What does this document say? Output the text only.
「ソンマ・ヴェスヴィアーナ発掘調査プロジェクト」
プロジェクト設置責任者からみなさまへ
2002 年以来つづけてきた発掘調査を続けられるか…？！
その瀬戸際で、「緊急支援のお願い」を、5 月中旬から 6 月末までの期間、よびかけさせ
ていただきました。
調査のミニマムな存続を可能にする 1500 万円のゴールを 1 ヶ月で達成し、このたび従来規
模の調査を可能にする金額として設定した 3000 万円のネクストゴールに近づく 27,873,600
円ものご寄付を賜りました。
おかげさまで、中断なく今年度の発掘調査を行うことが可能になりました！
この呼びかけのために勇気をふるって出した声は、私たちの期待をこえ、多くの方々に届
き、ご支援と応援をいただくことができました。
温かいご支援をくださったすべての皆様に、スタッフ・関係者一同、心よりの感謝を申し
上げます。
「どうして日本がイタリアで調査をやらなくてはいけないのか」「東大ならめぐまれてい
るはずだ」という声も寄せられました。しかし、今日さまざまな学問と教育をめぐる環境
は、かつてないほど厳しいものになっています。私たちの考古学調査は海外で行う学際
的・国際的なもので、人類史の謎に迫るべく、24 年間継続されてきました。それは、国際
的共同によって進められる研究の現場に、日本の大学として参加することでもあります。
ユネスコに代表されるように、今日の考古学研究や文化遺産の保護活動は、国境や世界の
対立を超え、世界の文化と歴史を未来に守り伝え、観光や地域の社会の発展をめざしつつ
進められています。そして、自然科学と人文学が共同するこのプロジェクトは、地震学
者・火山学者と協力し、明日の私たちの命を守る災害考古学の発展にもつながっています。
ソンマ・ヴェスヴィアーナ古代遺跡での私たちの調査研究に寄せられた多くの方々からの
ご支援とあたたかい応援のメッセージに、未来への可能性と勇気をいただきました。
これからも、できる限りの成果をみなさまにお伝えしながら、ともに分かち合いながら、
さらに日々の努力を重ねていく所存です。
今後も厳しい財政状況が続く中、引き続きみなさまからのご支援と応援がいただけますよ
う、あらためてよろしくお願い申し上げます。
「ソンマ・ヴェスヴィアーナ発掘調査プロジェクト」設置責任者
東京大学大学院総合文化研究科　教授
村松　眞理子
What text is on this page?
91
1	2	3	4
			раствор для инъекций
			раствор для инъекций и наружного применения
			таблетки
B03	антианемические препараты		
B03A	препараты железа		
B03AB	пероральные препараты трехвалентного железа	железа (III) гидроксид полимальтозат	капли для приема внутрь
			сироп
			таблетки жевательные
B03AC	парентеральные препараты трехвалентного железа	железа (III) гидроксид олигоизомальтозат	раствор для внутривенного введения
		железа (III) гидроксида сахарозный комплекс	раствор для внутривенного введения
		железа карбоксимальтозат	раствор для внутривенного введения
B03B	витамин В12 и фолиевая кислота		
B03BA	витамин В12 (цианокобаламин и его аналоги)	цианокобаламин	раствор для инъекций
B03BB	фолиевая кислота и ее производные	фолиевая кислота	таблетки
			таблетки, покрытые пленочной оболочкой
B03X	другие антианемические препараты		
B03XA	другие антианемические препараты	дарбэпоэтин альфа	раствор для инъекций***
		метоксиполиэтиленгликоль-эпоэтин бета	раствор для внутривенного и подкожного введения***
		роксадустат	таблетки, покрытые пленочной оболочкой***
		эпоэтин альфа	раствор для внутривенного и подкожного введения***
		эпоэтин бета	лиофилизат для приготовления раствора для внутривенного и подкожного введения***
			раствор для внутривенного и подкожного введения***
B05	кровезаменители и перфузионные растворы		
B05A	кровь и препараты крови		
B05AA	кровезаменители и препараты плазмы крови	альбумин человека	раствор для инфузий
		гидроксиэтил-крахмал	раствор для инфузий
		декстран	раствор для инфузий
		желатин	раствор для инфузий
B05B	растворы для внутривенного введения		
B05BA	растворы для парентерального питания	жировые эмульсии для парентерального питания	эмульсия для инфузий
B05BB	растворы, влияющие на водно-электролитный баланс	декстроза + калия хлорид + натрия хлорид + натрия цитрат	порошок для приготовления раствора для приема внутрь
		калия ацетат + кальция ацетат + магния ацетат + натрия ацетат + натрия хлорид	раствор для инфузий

§

§ **EXERCISE TASK**:
Go through the material above line by line and copy it exactly.

§ **OUTPUT FOR THIS EXERCISE**:
What does this document say? Output the text only.
「ソンマ・ヴェスヴィアーナ発掘調査プロジェクト」
プロジェクト設置責任者からみなさまへ
2002 年以来つづけてきた発掘調査を続けられるか…？！
その瀬戸際で、「緊急支援のお願い」を、5 月中旬から 6 月末までの期間、よびかけさせ
ていただきました。
調査のミニマムな存続を可能にする 1500 万円のゴールを 1 ヶ月で達成し、このたび従来規
模の調査を可能にする金額として設定した 3000 万円のネクストゴールに近づく 27,873,600
円ものご寄付を賜りました。
おかげさまで、中断なく今年度の発掘調査を行うことが可能になりました！
この呼びかけのために勇気をふるって出した声は、私たちの期待をこえ、多くの方々に届
き、ご支援と応援をいただくことができました。
温かいご支援をくださったすべての皆様に、スタッフ・関係者一同、心よりの感謝を申し
上げます。
「どうして日本がイタリアで調査をやらなくてはいけないのか」「東大ならめぐまれてい
るはずだ」という声も寄せられました。しかし、今日さまざまな学問と教育をめぐる環境
は、かつてないほど厳しいものになっています。私たちの考古学調査は海外で行う学際
的・国際的なもので、人類史の謎に迫るべく、24 年間継続されてきました。それは、国際
的共同によって進められる研究の現場に、日本の大学として参加することでもあります。
ユネスコに代表されるように、今日の考古学研究や文化遺産の保護活動は、国境や世界の
対立を超え、世界の文化と歴史を未来に守り伝え、観光や地域の社会の発展をめざしつつ
進められています。そして、自然科学と人文学が共同するこのプロジェクトは、地震学
者・火山学者と協力し、明日の私たちの命を守る災害考古学の発展にもつながっています。
ソンマ・ヴェスヴィアーナ古代遺跡での私たちの調査研究に寄せられた多くの方々からの
ご支援とあたたかい応援のメッセージに、未来への可能性と勇気をいただきました。
これからも、できる限りの成果をみなさまにお伝えしながら、ともに分かち合いながら、
さらに日々の努力を重ねていく所存です。
今後も厳しい財政状況が続く中、引き続きみなさまからのご支援と応援がいただけますよ
う、あらためてよろしくお願い申し上げます。
「ソンマ・ヴェスヴィアーナ発掘調査プロジェクト」設置責任者
東京大学大学院総合文化研究科　教授
村松　眞理子
What text is on this page?
91
1	2	3	4
			раствор для инъекций
			раствор для инъекций и наружного применения
			таблетки
B03	антианемические препараты		
B03A	препараты железа		
B03AB	пероральные препараты трехвалентного железа	железа (III) гидроксид полимальтозат	капли для приема внутрь
			сироп
			таблетки жевательные
B03AC	парентеральные препараты трехвалентного железа	железа (III) гидроксид олигоизомальтозат	раствор для внутривенного введения
		железа (III) гидроксида сахарозный комплекс	раствор для внутривенного введения
		железа карбоксимальтозат	раствор для внутривенного введения
B03B	витамин В12 и фолиевая кислота		
B03BA	витамин В12 (цианокобаламин и его аналоги)	цианокобаламин	раствор для инъекций
B03BB	фолиевая кислота и ее производные	фолиевая кислота	таблетки
			таблетки, покрытые пленочной оболочкой
B03X	другие антианемические препараты		
B03XA	другие антианемические препараты	дарбэпоэтин альфа	раствор для инъекций***
		метоксиполиэтиленгликоль-эпоэтин бета	раствор для внутривенного и подкожного введения***
		роксадустат	таблетки, покрытые пленочной оболочкой***
		эпоэтин альфа	раствор для внутривенного и подкожного введения***
		эпоэтин бета	лиофилизат для приготовления раствора для внутривенного и подкожного введения***
			раствор для внутривенного и подкожного введения***
B05	кровезаменители и перфузионные растворы		
B05A	кровь и препараты крови		
B05AA	кровезаменители и препараты плазмы крови	альбумин человека	раствор для инфузий
		гидроксиэтил-крахмал	раствор для инфузий
		декстран	раствор для инфузий
		желатин	раствор для инфузий
B05B	растворы для внутривенного введения		
B05BA	растворы для парентерального питания	жировые эмульсии для парентерального питания	эмульсия для инфузий
B05BB	растворы, влияющие на водно-электролитный баланс	декстроза + калия хлорид + натрия хлорид + натрия цитрат	порошок для приготовления раствора для приема внутрь
		калия ацетат + кальция ацетат + магния ацетат + натрия ацетат + натрия хлорид	раствор для инфузий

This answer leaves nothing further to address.